-- START OF Page text --

About 100,000 Afghans were seeking evacuation through a U.S. visa program meant to provide refuge to Afghans who had worked with Americans, as well as family members, said Rebecca Heller, head of the U.S.-based International Refugee Assistance Program. Her organization was among those pressing the United States to urgently step up visa processing.

Over 300,000 Afghan civilians have been affiliated with the US mission, yet only 16,000 Afghan [Special Immigrant Visas] have been issued since 2014,” according to another group, the International Rescue Committee. The group is one of nine so-called “VolAgs” who live on refugee-related payments from the U.S. government.



Afghan people fill their details in on a sheet of paper to register their name in order to leave the country in front of the British and Canadian embassy in Kabul on August 19, 2021, after the Taliban’s military takeover of Afghanistan. (Wakil Kohsar/AFP via Getty Images)

-- END OF Page text --
-- START OF Data extract --

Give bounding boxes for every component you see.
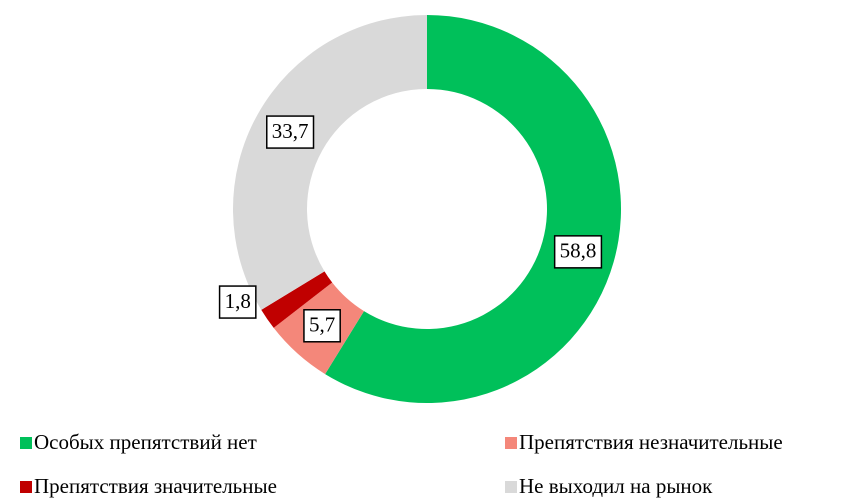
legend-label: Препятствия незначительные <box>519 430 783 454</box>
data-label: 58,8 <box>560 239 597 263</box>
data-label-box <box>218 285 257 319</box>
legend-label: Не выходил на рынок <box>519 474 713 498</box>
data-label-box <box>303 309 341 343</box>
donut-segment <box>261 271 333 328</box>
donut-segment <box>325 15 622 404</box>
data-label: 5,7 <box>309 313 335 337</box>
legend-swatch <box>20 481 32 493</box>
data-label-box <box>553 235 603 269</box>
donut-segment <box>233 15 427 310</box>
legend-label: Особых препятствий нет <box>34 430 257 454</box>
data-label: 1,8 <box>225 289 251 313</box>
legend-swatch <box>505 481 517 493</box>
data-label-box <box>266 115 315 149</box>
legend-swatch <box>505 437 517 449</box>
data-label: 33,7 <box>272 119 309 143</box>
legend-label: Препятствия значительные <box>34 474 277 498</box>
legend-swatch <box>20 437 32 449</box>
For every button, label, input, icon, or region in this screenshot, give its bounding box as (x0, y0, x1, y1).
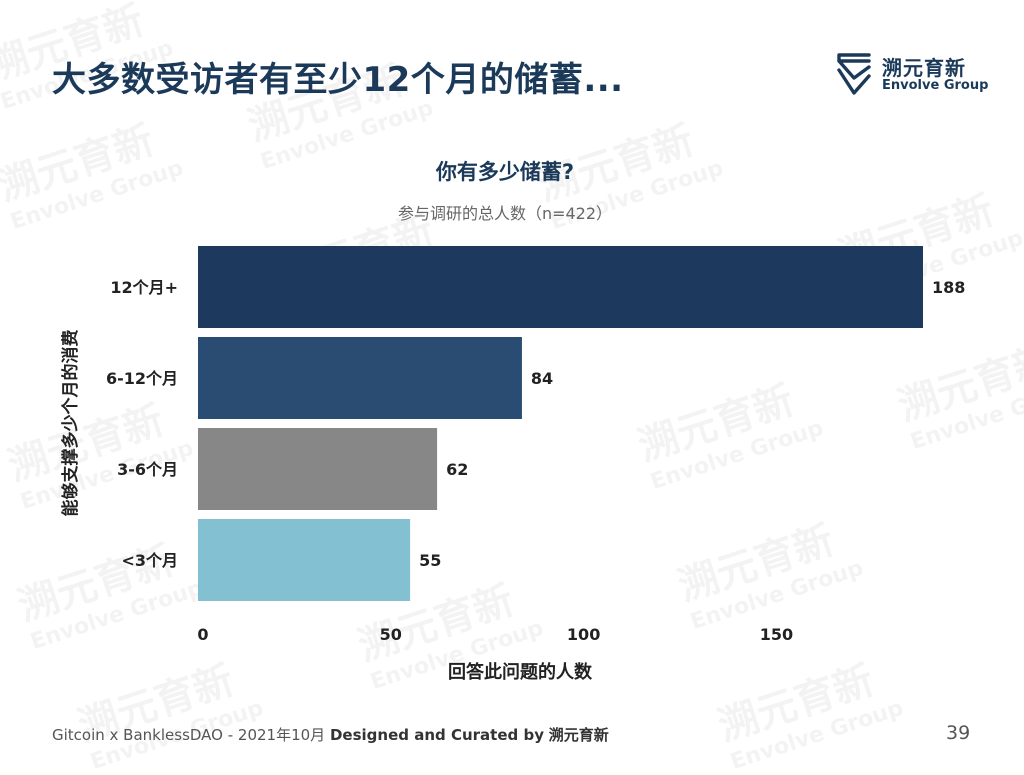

-- END OF Data extract --

— Task instructions —
According to the text on Afghan evacuation, how many Afghan Special Immigrant Visas have been issued since 2014?

— Task response —
Only 16,000.